EXERCISE BRIEF: Lines containing the word "table" are to be located and copied.

(Stored entries)
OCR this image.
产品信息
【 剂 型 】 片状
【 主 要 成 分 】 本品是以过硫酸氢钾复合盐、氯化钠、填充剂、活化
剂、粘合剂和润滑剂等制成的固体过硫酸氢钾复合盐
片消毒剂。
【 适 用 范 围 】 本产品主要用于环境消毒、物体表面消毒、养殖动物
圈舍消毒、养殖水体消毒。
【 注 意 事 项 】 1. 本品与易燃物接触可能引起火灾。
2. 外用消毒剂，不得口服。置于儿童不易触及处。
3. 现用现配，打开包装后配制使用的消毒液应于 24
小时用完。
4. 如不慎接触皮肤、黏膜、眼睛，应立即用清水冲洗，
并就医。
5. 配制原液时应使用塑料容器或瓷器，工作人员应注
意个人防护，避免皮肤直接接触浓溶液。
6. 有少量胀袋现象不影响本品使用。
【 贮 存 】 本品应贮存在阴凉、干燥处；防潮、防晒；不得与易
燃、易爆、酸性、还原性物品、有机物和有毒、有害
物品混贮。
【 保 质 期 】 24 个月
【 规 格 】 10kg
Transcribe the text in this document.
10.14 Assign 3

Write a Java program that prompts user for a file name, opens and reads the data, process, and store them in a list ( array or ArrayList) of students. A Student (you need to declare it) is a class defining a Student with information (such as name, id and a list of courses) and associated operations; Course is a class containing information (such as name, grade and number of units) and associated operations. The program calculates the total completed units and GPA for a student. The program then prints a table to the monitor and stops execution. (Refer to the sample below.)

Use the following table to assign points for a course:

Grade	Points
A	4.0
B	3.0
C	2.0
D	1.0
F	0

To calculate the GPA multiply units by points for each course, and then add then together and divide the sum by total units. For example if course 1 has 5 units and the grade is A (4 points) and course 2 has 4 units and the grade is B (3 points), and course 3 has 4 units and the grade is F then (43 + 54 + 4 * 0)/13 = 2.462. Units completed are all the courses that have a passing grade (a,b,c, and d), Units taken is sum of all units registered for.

RESULT FOR THIS EXERCISE:
Write a Java program that prompts user for a file name, opens and reads the data, process, and store them in a list ( array or ArrayList) of students. A Student (you need to declare it) is a class defining a Student with information (such as name, id and a list of courses) and associated operations; Course is a class containing information (such as name, grade and number of units) and associated operations. The program calculates the total completed units and GPA for a student. The program then prints a table to the monitor and stops execution. (Refer to the sample below.)
Use the following table to assign points for a course:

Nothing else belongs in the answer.